# Start of SUPPLIED RECORDS
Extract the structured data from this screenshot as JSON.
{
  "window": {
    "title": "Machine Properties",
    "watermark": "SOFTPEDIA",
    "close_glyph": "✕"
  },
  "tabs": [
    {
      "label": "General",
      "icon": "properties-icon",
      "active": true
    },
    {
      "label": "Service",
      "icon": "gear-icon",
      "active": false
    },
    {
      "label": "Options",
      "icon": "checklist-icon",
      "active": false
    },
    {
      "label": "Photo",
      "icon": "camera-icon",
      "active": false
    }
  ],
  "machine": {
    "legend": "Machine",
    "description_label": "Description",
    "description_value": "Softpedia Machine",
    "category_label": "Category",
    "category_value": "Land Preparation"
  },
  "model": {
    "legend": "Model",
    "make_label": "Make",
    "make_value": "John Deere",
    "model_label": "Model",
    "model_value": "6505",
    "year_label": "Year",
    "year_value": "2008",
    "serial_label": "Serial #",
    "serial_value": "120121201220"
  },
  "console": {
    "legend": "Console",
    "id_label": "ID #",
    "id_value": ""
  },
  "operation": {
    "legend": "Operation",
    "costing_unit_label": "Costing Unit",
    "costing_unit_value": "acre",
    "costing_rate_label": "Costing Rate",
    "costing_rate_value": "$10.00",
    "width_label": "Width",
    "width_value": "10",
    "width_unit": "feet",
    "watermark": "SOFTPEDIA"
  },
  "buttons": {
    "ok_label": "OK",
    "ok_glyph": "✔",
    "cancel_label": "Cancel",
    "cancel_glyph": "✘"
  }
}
# End of SUPPLIED RECORDS
*DIRECTIONS FOR THIS TASK*:
Restate every line of the data word for word.

*OUTPUT FOR THIS EXERCISE*:
Extract the structured data from this screenshot as JSON.
{
  "window": {
    "title": "Machine Properties",
    "watermark": "SOFTPEDIA",
    "close_glyph": "✕"
  },
  "tabs": [
    {
      "label": "General",
      "icon": "properties-icon",
      "active": true
    },
    {
      "label": "Service",
      "icon": "gear-icon",
      "active": false
    },
    {
      "label": "Options",
      "icon": "checklist-icon",
      "active": false
    },
    {
      "label": "Photo",
      "icon": "camera-icon",
      "active": false
    }
  ],
  "machine": {
    "legend": "Machine",
    "description_label": "Description",
    "description_value": "Softpedia Machine",
    "category_label": "Category",
    "category_value": "Land Preparation"
  },
  "model": {
    "legend": "Model",
    "make_label": "Make",
    "make_value": "John Deere",
    "model_label": "Model",
    "model_value": "6505",
    "year_label": "Year",
    "year_value": "2008",
    "serial_label": "Serial #",
    "serial_value": "120121201220"
  },
  "console": {
    "legend": "Console",
    "id_label": "ID #",
    "id_value": ""
  },
  "operation": {
    "legend": "Operation",
    "costing_unit_label": "Costing Unit",
    "costing_unit_value": "acre",
    "costing_rate_label": "Costing Rate",
    "costing_rate_value": "$10.00",
    "width_label": "Width",
    "width_value": "10",
    "width_unit": "feet",
    "watermark": "SOFTPEDIA"
  },
  "buttons": {
    "ok_label": "OK",
    "ok_glyph": "✔",
    "cancel_label": "Cancel",
    "cancel_glyph": "✘"
  }
}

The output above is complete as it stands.